(Saved entries)
__________

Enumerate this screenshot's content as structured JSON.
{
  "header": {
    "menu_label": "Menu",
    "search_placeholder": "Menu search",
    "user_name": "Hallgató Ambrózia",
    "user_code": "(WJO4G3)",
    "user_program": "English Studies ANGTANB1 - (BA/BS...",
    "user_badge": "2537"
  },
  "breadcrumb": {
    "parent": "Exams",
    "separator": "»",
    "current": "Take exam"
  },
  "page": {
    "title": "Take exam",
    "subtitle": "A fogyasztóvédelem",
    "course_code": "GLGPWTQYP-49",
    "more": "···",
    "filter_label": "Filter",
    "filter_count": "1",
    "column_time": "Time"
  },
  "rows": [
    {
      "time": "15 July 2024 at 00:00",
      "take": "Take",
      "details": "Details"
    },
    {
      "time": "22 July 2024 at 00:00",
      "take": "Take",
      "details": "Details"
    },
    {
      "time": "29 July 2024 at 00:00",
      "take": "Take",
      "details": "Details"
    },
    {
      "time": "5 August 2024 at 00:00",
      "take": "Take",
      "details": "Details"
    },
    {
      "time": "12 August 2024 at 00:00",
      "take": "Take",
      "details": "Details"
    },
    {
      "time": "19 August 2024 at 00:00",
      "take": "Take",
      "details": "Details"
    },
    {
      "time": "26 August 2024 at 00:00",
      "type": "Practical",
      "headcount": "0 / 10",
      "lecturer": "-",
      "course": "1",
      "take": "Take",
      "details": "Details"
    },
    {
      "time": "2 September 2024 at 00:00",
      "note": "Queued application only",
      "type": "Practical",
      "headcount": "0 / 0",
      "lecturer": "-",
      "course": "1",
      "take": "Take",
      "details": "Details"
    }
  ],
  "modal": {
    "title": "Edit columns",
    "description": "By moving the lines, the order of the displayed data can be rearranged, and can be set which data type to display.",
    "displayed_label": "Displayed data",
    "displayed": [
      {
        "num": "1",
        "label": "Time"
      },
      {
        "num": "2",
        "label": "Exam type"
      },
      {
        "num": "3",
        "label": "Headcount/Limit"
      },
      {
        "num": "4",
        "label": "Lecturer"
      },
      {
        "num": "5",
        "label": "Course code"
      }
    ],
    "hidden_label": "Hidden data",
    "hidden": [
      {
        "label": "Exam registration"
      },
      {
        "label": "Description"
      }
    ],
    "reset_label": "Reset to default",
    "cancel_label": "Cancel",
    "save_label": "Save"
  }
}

__________

-- TASK OBJECTIVE --
All of the entries must be quoted exactly; please include each one.

-- COMPLETE RESPONSE --
Enumerate this screenshot's content as structured JSON.
{
  "header": {
    "menu_label": "Menu",
    "search_placeholder": "Menu search",
    "user_name": "Hallgató Ambrózia",
    "user_code": "(WJO4G3)",
    "user_program": "English Studies ANGTANB1 - (BA/BS...",
    "user_badge": "2537"
  },
  "breadcrumb": {
    "parent": "Exams",
    "separator": "»",
    "current": "Take exam"
  },
  "page": {
    "title": "Take exam",
    "subtitle": "A fogyasztóvédelem",
    "course_code": "GLGPWTQYP-49",
    "more": "···",
    "filter_label": "Filter",
    "filter_count": "1",
    "column_time": "Time"
  },
  "rows": [
    {
      "time": "15 July 2024 at 00:00",
      "take": "Take",
      "details": "Details"
    },
    {
      "time": "22 July 2024 at 00:00",
      "take": "Take",
      "details": "Details"
    },
    {
      "time": "29 July 2024 at 00:00",
      "take": "Take",
      "details": "Details"
    },
    {
      "time": "5 August 2024 at 00:00",
      "take": "Take",
      "details": "Details"
    },
    {
      "time": "12 August 2024 at 00:00",
      "take": "Take",
      "details": "Details"
    },
    {
      "time": "19 August 2024 at 00:00",
      "take": "Take",
      "details": "Details"
    },
    {
      "time": "26 August 2024 at 00:00",
      "type": "Practical",
      "headcount": "0 / 10",
      "lecturer": "-",
      "course": "1",
      "take": "Take",
      "details": "Details"
    },
    {
      "time": "2 September 2024 at 00:00",
      "note": "Queued application only",
      "type": "Practical",
      "headcount": "0 / 0",
      "lecturer": "-",
      "course": "1",
      "take": "Take",
      "details": "Details"
    }
  ],
  "modal": {
    "title": "Edit columns",
    "description": "By moving the lines, the order of the displayed data can be rearranged, and can be set which data type to display.",
    "displayed_label": "Displayed data",
    "displayed": [
      {
        "num": "1",
        "label": "Time"
      },
      {
        "num": "2",
        "label": "Exam type"
      },
      {
        "num": "3",
        "label": "Headcount/Limit"
      },
      {
        "num": "4",
        "label": "Lecturer"
      },
      {
        "num": "5",
        "label": "Course code"
      }
    ],
    "hidden_label": "Hidden data",
    "hidden": [
      {
        "label": "Exam registration"
      },
      {
        "label": "Description"
      }
    ],
    "reset_label": "Reset to default",
    "cancel_label": "Cancel",
    "save_label": "Save"
  }
}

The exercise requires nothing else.